### GOAL
Print all of the lines exactly. Any picture among them stays out.

** start **

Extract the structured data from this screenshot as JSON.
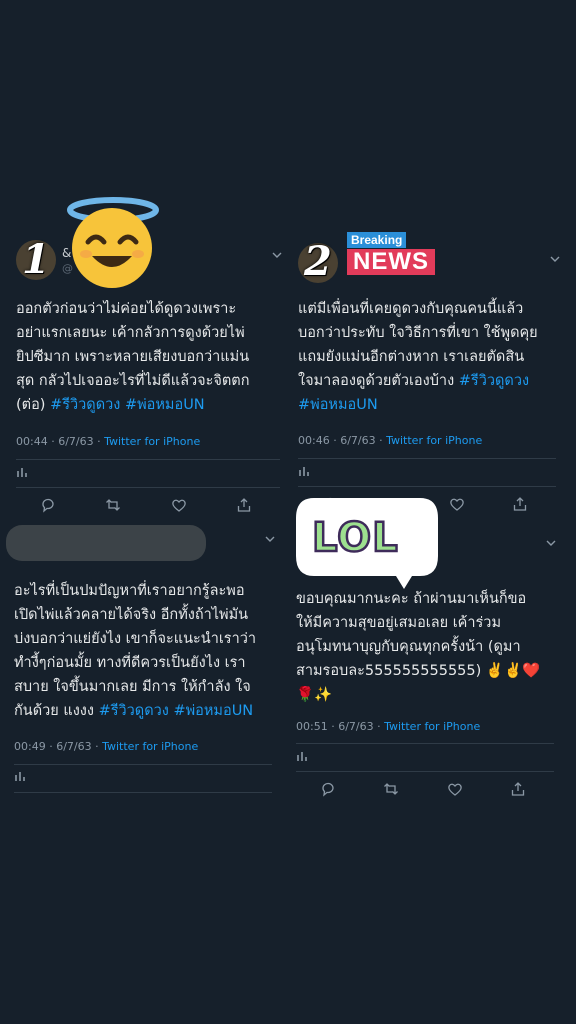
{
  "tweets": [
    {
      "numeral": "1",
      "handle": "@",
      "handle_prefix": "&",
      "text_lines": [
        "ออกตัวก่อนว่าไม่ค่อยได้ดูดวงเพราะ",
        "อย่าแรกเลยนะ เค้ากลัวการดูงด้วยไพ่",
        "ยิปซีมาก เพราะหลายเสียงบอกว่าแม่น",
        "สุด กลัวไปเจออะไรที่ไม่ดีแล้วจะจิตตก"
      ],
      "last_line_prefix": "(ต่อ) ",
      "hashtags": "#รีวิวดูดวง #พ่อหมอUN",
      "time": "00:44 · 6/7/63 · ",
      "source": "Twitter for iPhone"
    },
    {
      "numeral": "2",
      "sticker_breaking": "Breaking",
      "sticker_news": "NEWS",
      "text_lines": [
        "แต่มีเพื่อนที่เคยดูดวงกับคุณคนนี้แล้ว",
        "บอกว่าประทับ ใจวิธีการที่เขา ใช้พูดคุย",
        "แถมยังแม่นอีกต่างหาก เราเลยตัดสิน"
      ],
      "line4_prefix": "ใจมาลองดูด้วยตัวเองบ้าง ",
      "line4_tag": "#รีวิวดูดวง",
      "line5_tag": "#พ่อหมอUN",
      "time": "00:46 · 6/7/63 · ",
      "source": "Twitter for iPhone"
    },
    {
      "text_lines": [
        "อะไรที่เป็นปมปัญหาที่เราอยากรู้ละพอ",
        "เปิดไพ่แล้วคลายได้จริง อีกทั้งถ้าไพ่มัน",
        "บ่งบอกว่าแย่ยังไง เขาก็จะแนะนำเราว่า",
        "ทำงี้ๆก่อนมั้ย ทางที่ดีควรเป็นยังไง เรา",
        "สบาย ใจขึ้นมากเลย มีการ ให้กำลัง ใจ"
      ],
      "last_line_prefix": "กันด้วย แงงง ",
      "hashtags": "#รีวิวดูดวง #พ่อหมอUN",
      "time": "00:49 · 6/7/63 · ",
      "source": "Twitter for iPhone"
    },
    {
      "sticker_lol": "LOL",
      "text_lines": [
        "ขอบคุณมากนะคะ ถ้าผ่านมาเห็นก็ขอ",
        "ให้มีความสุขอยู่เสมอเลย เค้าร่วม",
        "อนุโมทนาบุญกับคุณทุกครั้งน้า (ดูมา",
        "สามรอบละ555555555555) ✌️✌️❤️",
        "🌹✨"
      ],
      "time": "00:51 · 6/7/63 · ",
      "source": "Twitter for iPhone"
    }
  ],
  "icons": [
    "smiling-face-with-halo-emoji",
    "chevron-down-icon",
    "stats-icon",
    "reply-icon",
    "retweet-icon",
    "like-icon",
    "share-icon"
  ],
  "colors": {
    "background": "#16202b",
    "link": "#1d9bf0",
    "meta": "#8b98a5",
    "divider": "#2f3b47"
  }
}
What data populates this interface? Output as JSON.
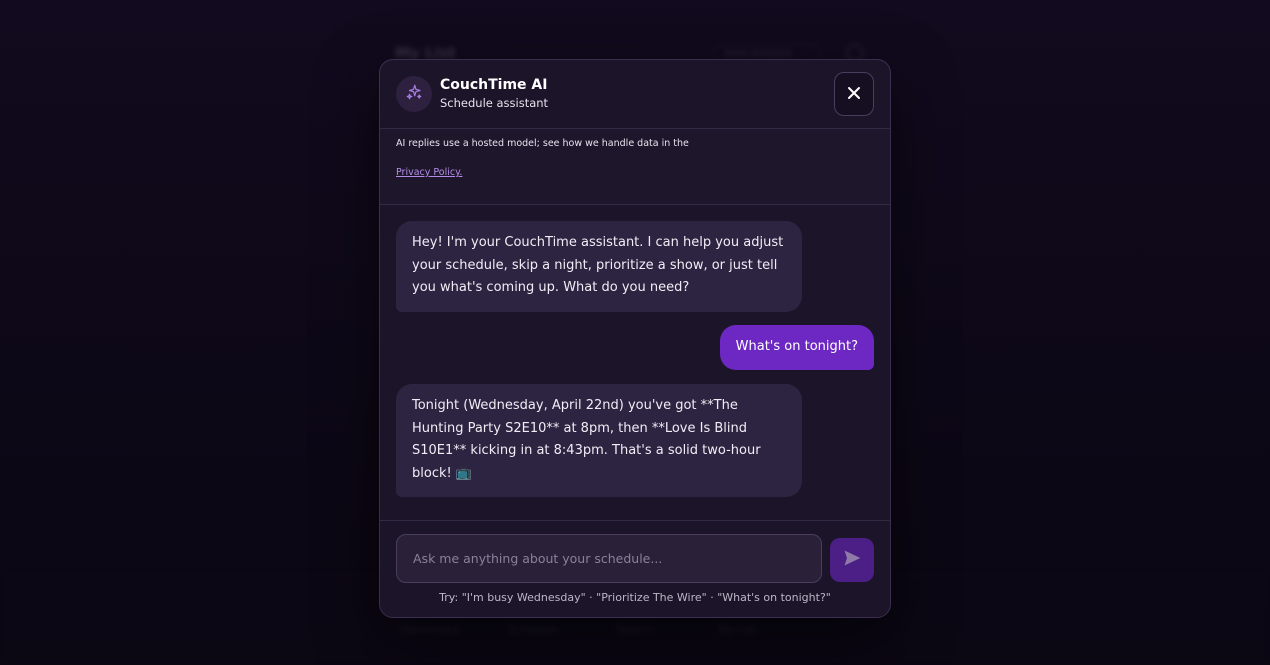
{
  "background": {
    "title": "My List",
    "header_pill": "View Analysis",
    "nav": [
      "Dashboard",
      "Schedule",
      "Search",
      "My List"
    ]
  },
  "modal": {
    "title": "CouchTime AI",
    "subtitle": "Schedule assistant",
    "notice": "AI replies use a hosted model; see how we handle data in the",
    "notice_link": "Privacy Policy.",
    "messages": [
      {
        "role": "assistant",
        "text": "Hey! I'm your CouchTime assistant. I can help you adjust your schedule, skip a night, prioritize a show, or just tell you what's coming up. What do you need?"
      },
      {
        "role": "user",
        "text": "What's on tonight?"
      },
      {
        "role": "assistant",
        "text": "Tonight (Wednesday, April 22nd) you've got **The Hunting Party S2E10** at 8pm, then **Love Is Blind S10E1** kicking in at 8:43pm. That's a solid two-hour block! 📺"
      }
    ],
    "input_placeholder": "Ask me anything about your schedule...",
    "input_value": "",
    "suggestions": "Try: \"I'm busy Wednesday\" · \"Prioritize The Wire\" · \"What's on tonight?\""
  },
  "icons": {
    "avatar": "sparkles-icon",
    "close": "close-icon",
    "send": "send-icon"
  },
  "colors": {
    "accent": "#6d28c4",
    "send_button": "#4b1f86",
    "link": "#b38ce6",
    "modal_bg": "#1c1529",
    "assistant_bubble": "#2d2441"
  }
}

** end **

### COMPLETE RESPONSE
Extract the structured data from this screenshot as JSON.
{
  "tweets": [
    {
      "numeral": "1",
      "handle": "@",
      "handle_prefix": "&",
      "text_lines": [
        "ออกตัวก่อนว่าไม่ค่อยได้ดูดวงเพราะ",
        "อย่าแรกเลยนะ เค้ากลัวการดูงด้วยไพ่",
        "ยิปซีมาก เพราะหลายเสียงบอกว่าแม่น",
        "สุด กลัวไปเจออะไรที่ไม่ดีแล้วจะจิตตก"
      ],
      "last_line_prefix": "(ต่อ) ",
      "hashtags": "#รีวิวดูดวง #พ่อหมอUN",
      "time": "00:44 · 6/7/63 · ",
      "source": "Twitter for iPhone"
    },
    {
      "numeral": "2",
      "sticker_breaking": "Breaking",
      "sticker_news": "NEWS",
      "text_lines": [
        "แต่มีเพื่อนที่เคยดูดวงกับคุณคนนี้แล้ว",
        "บอกว่าประทับ ใจวิธีการที่เขา ใช้พูดคุย",
        "แถมยังแม่นอีกต่างหาก เราเลยตัดสิน"
      ],
      "line4_prefix": "ใจมาลองดูด้วยตัวเองบ้าง ",
      "line4_tag": "#รีวิวดูดวง",
      "line5_tag": "#พ่อหมอUN",
      "time": "00:46 · 6/7/63 · ",
      "source": "Twitter for iPhone"
    },
    {
      "text_lines": [
        "อะไรที่เป็นปมปัญหาที่เราอยากรู้ละพอ",
        "เปิดไพ่แล้วคลายได้จริง อีกทั้งถ้าไพ่มัน",
        "บ่งบอกว่าแย่ยังไง เขาก็จะแนะนำเราว่า",
        "ทำงี้ๆก่อนมั้ย ทางที่ดีควรเป็นยังไง เรา",
        "สบาย ใจขึ้นมากเลย มีการ ให้กำลัง ใจ"
      ],
      "last_line_prefix": "กันด้วย แงงง ",
      "hashtags": "#รีวิวดูดวง #พ่อหมอUN",
      "time": "00:49 · 6/7/63 · ",
      "source": "Twitter for iPhone"
    },
    {
      "sticker_lol": "LOL",
      "text_lines": [
        "ขอบคุณมากนะคะ ถ้าผ่านมาเห็นก็ขอ",
        "ให้มีความสุขอยู่เสมอเลย เค้าร่วม",
        "อนุโมทนาบุญกับคุณทุกครั้งน้า (ดูมา",
        "สามรอบละ555555555555) ✌️✌️❤️",
        "🌹✨"
      ],
      "time": "00:51 · 6/7/63 · ",
      "source": "Twitter for iPhone"
    }
  ],
  "icons": [
    "smiling-face-with-halo-emoji",
    "chevron-down-icon",
    "stats-icon",
    "reply-icon",
    "retweet-icon",
    "like-icon",
    "share-icon"
  ],
  "colors": {
    "background": "#16202b",
    "link": "#1d9bf0",
    "meta": "#8b98a5",
    "divider": "#2f3b47"
  }
}
What data populates this interface? Output as JSON.
{
  "background": {
    "title": "My List",
    "header_pill": "View Analysis",
    "nav": [
      "Dashboard",
      "Schedule",
      "Search",
      "My List"
    ]
  },
  "modal": {
    "title": "CouchTime AI",
    "subtitle": "Schedule assistant",
    "notice": "AI replies use a hosted model; see how we handle data in the",
    "notice_link": "Privacy Policy.",
    "messages": [
      {
        "role": "assistant",
        "text": "Hey! I'm your CouchTime assistant. I can help you adjust your schedule, skip a night, prioritize a show, or just tell you what's coming up. What do you need?"
      },
      {
        "role": "user",
        "text": "What's on tonight?"
      },
      {
        "role": "assistant",
        "text": "Tonight (Wednesday, April 22nd) you've got **The Hunting Party S2E10** at 8pm, then **Love Is Blind S10E1** kicking in at 8:43pm. That's a solid two-hour block! 📺"
      }
    ],
    "input_placeholder": "Ask me anything about your schedule...",
    "input_value": "",
    "suggestions": "Try: \"I'm busy Wednesday\" · \"Prioritize The Wire\" · \"What's on tonight?\""
  },
  "icons": {
    "avatar": "sparkles-icon",
    "close": "close-icon",
    "send": "send-icon"
  },
  "colors": {
    "accent": "#6d28c4",
    "send_button": "#4b1f86",
    "link": "#b38ce6",
    "modal_bg": "#1c1529",
    "assistant_bubble": "#2d2441"
  }
}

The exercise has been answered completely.